» **WHAT YOU ARE ASKED TO DO**
Assemble all lines in which the string "title" appears.

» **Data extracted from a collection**
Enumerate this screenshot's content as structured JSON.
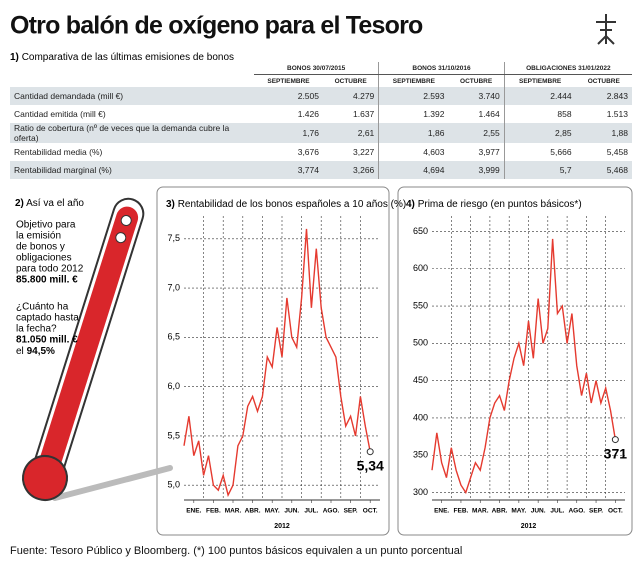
{
  "title": "Otro balón de oxígeno para el Tesoro",
  "table": {
    "number": "1)",
    "title": "Comparativa de las últimas emisiones de bonos",
    "groups": [
      "BONOS 30/07/2015",
      "BONOS 31/10/2016",
      "OBLIGACIONES 31/01/2022"
    ],
    "subheaders": [
      "SEPTIEMBRE",
      "OCTUBRE",
      "SEPTIEMBRE",
      "OCTUBRE",
      "SEPTIEMBRE",
      "OCTUBRE"
    ],
    "rows": [
      {
        "label": "Cantidad demandada (mill €)",
        "cells": [
          "2.505",
          "4.279",
          "2.593",
          "3.740",
          "2.444",
          "2.843"
        ]
      },
      {
        "label": "Cantidad emitida (mill €)",
        "cells": [
          "1.426",
          "1.637",
          "1.392",
          "1.464",
          "858",
          "1.513"
        ]
      },
      {
        "label": "Ratio de cobertura (nº de veces que la demanda cubre la oferta)",
        "cells": [
          "1,76",
          "2,61",
          "1,86",
          "2,55",
          "2,85",
          "1,88"
        ]
      },
      {
        "label": "Rentabilidad media (%)",
        "cells": [
          "3,676",
          "3,227",
          "4,603",
          "3,977",
          "5,666",
          "5,458"
        ]
      },
      {
        "label": "Rentabilidad marginal (%)",
        "cells": [
          "3,774",
          "3,266",
          "4,694",
          "3,999",
          "5,7",
          "5,468"
        ]
      }
    ]
  },
  "thermometer": {
    "number": "2)",
    "title": "Así va el año",
    "goal_lines": [
      "Objetivo para",
      "la emisión",
      "de bonos y",
      "obligaciones",
      "para todo 2012"
    ],
    "goal_value": "85.800 mill. €",
    "raised_lines": [
      "¿Cuánto ha",
      "captado hasta",
      "la fecha?"
    ],
    "raised_value": "81.050 mill. €",
    "pct_prefix": "el",
    "pct": "94,5%"
  },
  "chart_data": [
    {
      "type": "line",
      "number": "3)",
      "title": "Rentabilidad de los bonos españoles a 10 años (%)",
      "xlabel": "2012",
      "x": [
        1,
        1.25,
        1.5,
        1.75,
        2,
        2.25,
        2.5,
        2.75,
        3,
        3.25,
        3.5,
        3.75,
        4,
        4.25,
        4.5,
        4.75,
        5,
        5.25,
        5.5,
        5.75,
        6,
        6.25,
        6.5,
        6.75,
        7,
        7.25,
        7.5,
        7.75,
        8,
        8.25,
        8.5,
        8.75,
        9,
        9.25,
        9.5,
        9.75,
        10,
        10.25,
        10.5
      ],
      "xlim": [
        1,
        11
      ],
      "xticks": [
        {
          "value": 1.5,
          "label": "ENE."
        },
        {
          "value": 2.5,
          "label": "FEB."
        },
        {
          "value": 3.5,
          "label": "MAR."
        },
        {
          "value": 4.5,
          "label": "ABR."
        },
        {
          "value": 5.5,
          "label": "MAY."
        },
        {
          "value": 6.5,
          "label": "JUN."
        },
        {
          "value": 7.5,
          "label": "JUL."
        },
        {
          "value": 8.5,
          "label": "AGO."
        },
        {
          "value": 9.5,
          "label": "SEP."
        },
        {
          "value": 10.5,
          "label": "OCT."
        }
      ],
      "ylim": [
        4.85,
        7.65
      ],
      "yticks": [
        {
          "value": 5,
          "label": "5,0"
        },
        {
          "value": 5.5,
          "label": "5,5"
        },
        {
          "value": 6,
          "label": "6,0"
        },
        {
          "value": 6.5,
          "label": "6,5"
        },
        {
          "value": 7,
          "label": "7,0"
        },
        {
          "value": 7.5,
          "label": "7,5"
        }
      ],
      "grid": true,
      "series": [
        {
          "color": "#e53a2f",
          "values": [
            5.4,
            5.7,
            5.3,
            5.45,
            5.1,
            5.3,
            5.0,
            4.95,
            5.1,
            4.9,
            5.0,
            5.4,
            5.5,
            5.8,
            5.9,
            5.75,
            5.9,
            6.3,
            6.2,
            6.6,
            6.3,
            6.9,
            6.5,
            6.4,
            6.9,
            7.6,
            6.8,
            7.4,
            6.8,
            6.5,
            6.4,
            6.3,
            5.9,
            5.6,
            5.7,
            5.5,
            5.9,
            5.6,
            5.34
          ],
          "value_labels": [
            null,
            null,
            null,
            null,
            null,
            null,
            null,
            null,
            null,
            null,
            null,
            null,
            null,
            null,
            null,
            null,
            null,
            null,
            null,
            null,
            null,
            null,
            null,
            null,
            null,
            null,
            null,
            null,
            null,
            null,
            null,
            null,
            null,
            null,
            null,
            null,
            null,
            null,
            "5,34"
          ]
        }
      ]
    },
    {
      "type": "line",
      "number": "4)",
      "title": "Prima de riesgo (en puntos básicos*)",
      "xlabel": "2012",
      "x": [
        1,
        1.25,
        1.5,
        1.75,
        2,
        2.25,
        2.5,
        2.75,
        3,
        3.25,
        3.5,
        3.75,
        4,
        4.25,
        4.5,
        4.75,
        5,
        5.25,
        5.5,
        5.75,
        6,
        6.25,
        6.5,
        6.75,
        7,
        7.25,
        7.5,
        7.75,
        8,
        8.25,
        8.5,
        8.75,
        9,
        9.25,
        9.5,
        9.75,
        10,
        10.25,
        10.5
      ],
      "xlim": [
        1,
        11
      ],
      "xticks": [
        {
          "value": 1.5,
          "label": "ENE."
        },
        {
          "value": 2.5,
          "label": "FEB."
        },
        {
          "value": 3.5,
          "label": "MAR."
        },
        {
          "value": 4.5,
          "label": "ABR."
        },
        {
          "value": 5.5,
          "label": "MAY."
        },
        {
          "value": 6.5,
          "label": "JUN."
        },
        {
          "value": 7.5,
          "label": "JUL."
        },
        {
          "value": 8.5,
          "label": "AGO."
        },
        {
          "value": 9.5,
          "label": "SEP."
        },
        {
          "value": 10.5,
          "label": "OCT."
        }
      ],
      "ylim": [
        290,
        660
      ],
      "yticks": [
        300,
        350,
        400,
        450,
        500,
        550,
        600,
        650
      ],
      "grid": true,
      "series": [
        {
          "color": "#e53a2f",
          "values": [
            330,
            380,
            340,
            320,
            360,
            330,
            310,
            300,
            320,
            340,
            330,
            360,
            400,
            420,
            430,
            410,
            450,
            480,
            500,
            470,
            530,
            480,
            560,
            500,
            520,
            640,
            540,
            550,
            500,
            540,
            470,
            430,
            460,
            420,
            450,
            420,
            440,
            410,
            371
          ],
          "value_labels": [
            null,
            null,
            null,
            null,
            null,
            null,
            null,
            null,
            null,
            null,
            null,
            null,
            null,
            null,
            null,
            null,
            null,
            null,
            null,
            null,
            null,
            null,
            null,
            null,
            null,
            null,
            null,
            null,
            null,
            null,
            null,
            null,
            null,
            null,
            null,
            null,
            null,
            null,
            "371"
          ]
        }
      ]
    }
  ],
  "source": "Fuente: Tesoro Público y Bloomberg. (*) 100 puntos básicos equivalen a un punto porcentual"
}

» **RESPONSE**
  "title": "Otro balón de oxígeno para el Tesoro",
    "title": "Comparativa de las últimas emisiones de bonos",
    "title": "Así va el año",
      "title": "Rentabilidad de los bonos españoles a 10 años (%)",
      "title": "Prima de riesgo (en puntos básicos*)",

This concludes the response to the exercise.